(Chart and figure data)
------------------------------

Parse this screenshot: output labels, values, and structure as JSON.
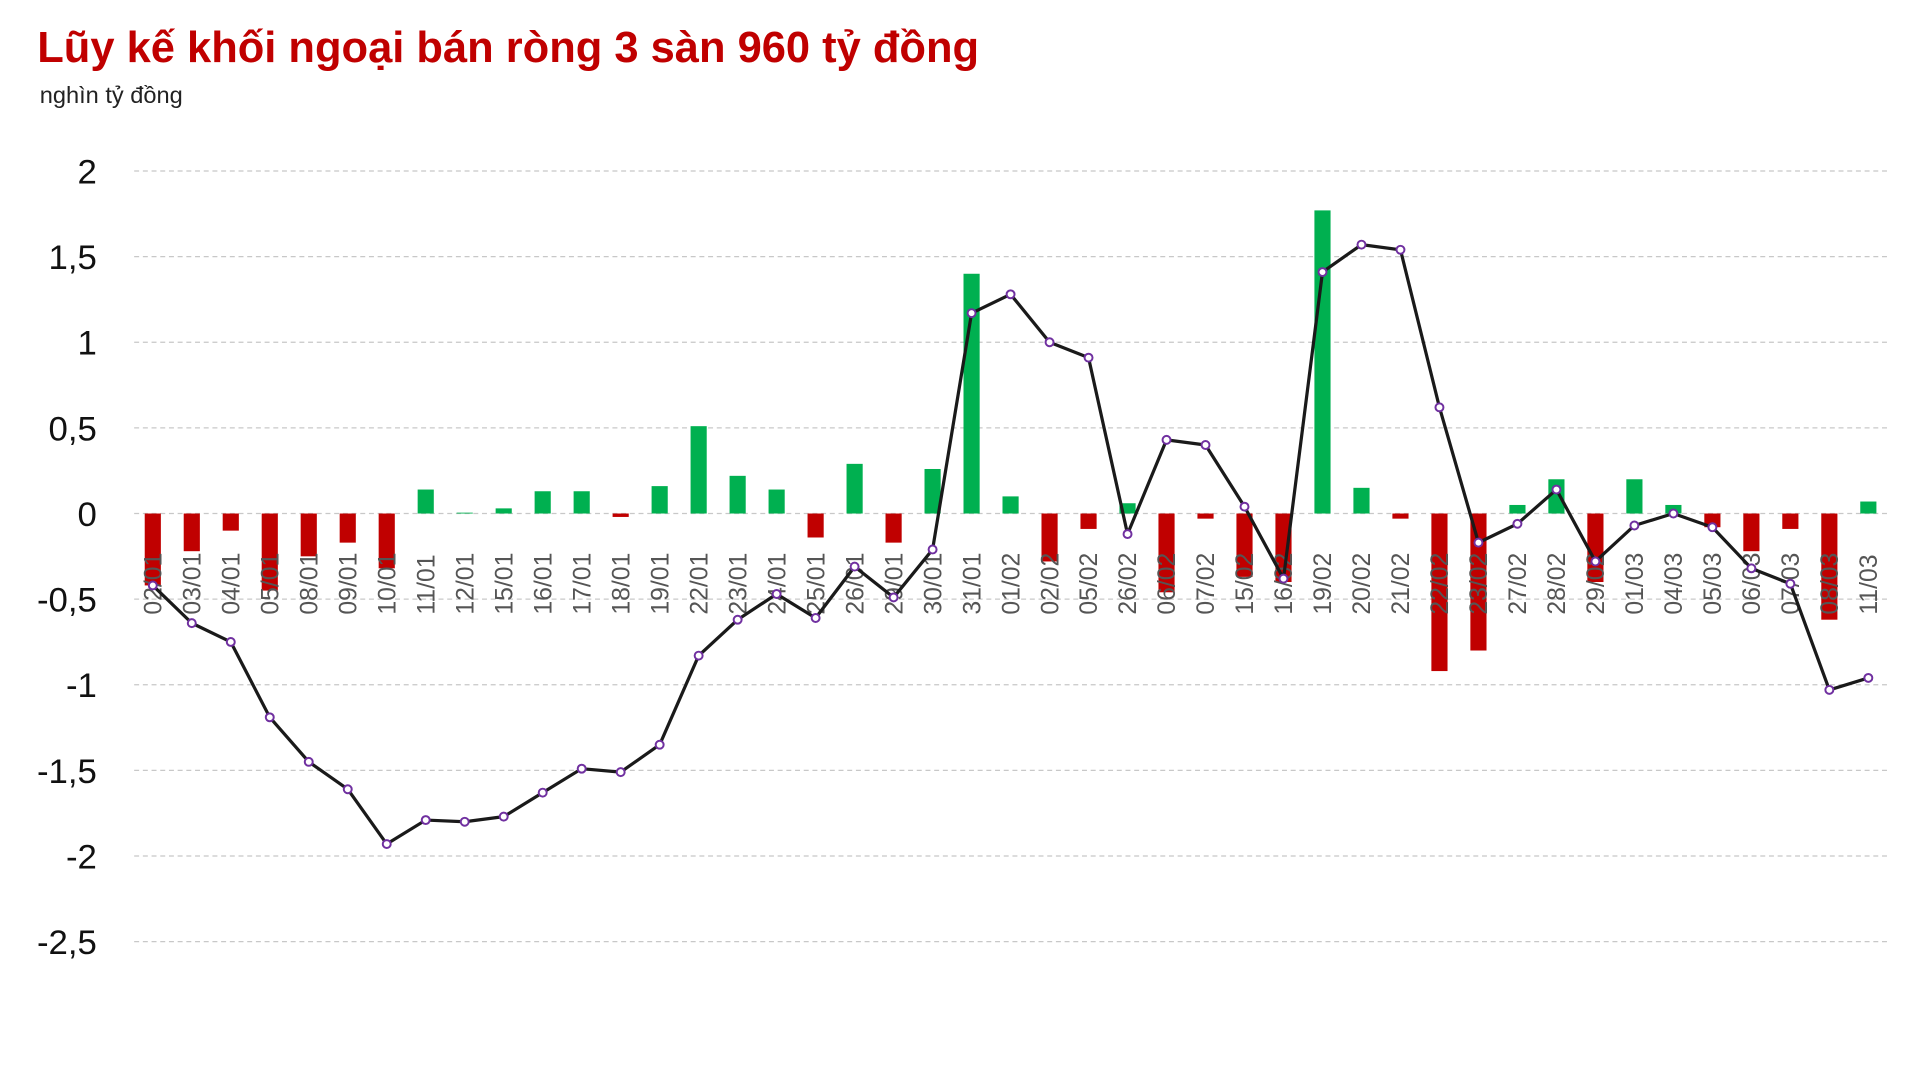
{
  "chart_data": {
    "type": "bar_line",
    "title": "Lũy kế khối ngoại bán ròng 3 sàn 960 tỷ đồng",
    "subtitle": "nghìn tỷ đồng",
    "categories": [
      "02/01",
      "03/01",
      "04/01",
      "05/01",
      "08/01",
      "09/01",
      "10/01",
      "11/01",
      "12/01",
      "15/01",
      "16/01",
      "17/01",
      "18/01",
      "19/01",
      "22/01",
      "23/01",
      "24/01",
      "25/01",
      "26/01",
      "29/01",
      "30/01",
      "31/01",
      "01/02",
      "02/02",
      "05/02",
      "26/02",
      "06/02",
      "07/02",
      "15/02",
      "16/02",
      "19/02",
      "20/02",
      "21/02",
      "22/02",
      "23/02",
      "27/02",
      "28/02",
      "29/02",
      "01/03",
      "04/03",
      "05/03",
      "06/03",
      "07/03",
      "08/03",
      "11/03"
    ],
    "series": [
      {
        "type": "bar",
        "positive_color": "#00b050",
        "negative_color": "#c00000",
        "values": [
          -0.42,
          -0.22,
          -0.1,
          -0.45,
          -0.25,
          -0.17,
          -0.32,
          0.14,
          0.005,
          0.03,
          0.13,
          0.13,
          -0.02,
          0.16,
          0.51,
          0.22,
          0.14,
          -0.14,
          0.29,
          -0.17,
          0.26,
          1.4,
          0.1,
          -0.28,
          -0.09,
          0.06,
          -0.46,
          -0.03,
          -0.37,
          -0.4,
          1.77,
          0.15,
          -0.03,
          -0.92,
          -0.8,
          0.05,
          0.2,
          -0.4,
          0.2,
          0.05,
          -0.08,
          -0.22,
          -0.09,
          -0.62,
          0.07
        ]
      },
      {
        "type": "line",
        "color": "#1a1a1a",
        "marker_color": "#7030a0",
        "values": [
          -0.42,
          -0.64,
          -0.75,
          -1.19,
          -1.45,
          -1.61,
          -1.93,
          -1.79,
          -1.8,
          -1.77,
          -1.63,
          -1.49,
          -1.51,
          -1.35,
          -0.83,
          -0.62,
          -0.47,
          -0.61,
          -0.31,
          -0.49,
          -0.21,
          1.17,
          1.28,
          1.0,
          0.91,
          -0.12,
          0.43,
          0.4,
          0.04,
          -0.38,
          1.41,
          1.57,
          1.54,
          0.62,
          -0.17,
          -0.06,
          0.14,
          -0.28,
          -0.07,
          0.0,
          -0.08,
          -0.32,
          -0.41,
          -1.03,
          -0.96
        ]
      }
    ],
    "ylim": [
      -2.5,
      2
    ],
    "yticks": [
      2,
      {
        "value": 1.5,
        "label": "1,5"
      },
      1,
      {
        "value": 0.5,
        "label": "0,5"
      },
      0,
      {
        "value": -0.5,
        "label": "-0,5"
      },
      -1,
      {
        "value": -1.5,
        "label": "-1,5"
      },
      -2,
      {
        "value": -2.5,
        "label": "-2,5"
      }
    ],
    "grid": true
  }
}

------------------------------

§ INSTRUCTIONS FOR THE TASK
Exclude the images, then output the data above word for word.

§ THE REPLY
Parse this screenshot: output labels, values, and structure as JSON.
{
  "chart_data": {
    "type": "bar_line",
    "title": "Lũy kế khối ngoại bán ròng 3 sàn 960 tỷ đồng",
    "subtitle": "nghìn tỷ đồng",
    "categories": [
      "02/01",
      "03/01",
      "04/01",
      "05/01",
      "08/01",
      "09/01",
      "10/01",
      "11/01",
      "12/01",
      "15/01",
      "16/01",
      "17/01",
      "18/01",
      "19/01",
      "22/01",
      "23/01",
      "24/01",
      "25/01",
      "26/01",
      "29/01",
      "30/01",
      "31/01",
      "01/02",
      "02/02",
      "05/02",
      "26/02",
      "06/02",
      "07/02",
      "15/02",
      "16/02",
      "19/02",
      "20/02",
      "21/02",
      "22/02",
      "23/02",
      "27/02",
      "28/02",
      "29/02",
      "01/03",
      "04/03",
      "05/03",
      "06/03",
      "07/03",
      "08/03",
      "11/03"
    ],
    "series": [
      {
        "type": "bar",
        "positive_color": "#00b050",
        "negative_color": "#c00000",
        "values": [
          -0.42,
          -0.22,
          -0.1,
          -0.45,
          -0.25,
          -0.17,
          -0.32,
          0.14,
          0.005,
          0.03,
          0.13,
          0.13,
          -0.02,
          0.16,
          0.51,
          0.22,
          0.14,
          -0.14,
          0.29,
          -0.17,
          0.26,
          1.4,
          0.1,
          -0.28,
          -0.09,
          0.06,
          -0.46,
          -0.03,
          -0.37,
          -0.4,
          1.77,
          0.15,
          -0.03,
          -0.92,
          -0.8,
          0.05,
          0.2,
          -0.4,
          0.2,
          0.05,
          -0.08,
          -0.22,
          -0.09,
          -0.62,
          0.07
        ]
      },
      {
        "type": "line",
        "color": "#1a1a1a",
        "marker_color": "#7030a0",
        "values": [
          -0.42,
          -0.64,
          -0.75,
          -1.19,
          -1.45,
          -1.61,
          -1.93,
          -1.79,
          -1.8,
          -1.77,
          -1.63,
          -1.49,
          -1.51,
          -1.35,
          -0.83,
          -0.62,
          -0.47,
          -0.61,
          -0.31,
          -0.49,
          -0.21,
          1.17,
          1.28,
          1.0,
          0.91,
          -0.12,
          0.43,
          0.4,
          0.04,
          -0.38,
          1.41,
          1.57,
          1.54,
          0.62,
          -0.17,
          -0.06,
          0.14,
          -0.28,
          -0.07,
          0.0,
          -0.08,
          -0.32,
          -0.41,
          -1.03,
          -0.96
        ]
      }
    ],
    "ylim": [
      -2.5,
      2
    ],
    "yticks": [
      2,
      {
        "value": 1.5,
        "label": "1,5"
      },
      1,
      {
        "value": 0.5,
        "label": "0,5"
      },
      0,
      {
        "value": -0.5,
        "label": "-0,5"
      },
      -1,
      {
        "value": -1.5,
        "label": "-1,5"
      },
      -2,
      {
        "value": -2.5,
        "label": "-2,5"
      }
    ],
    "grid": true
  }
}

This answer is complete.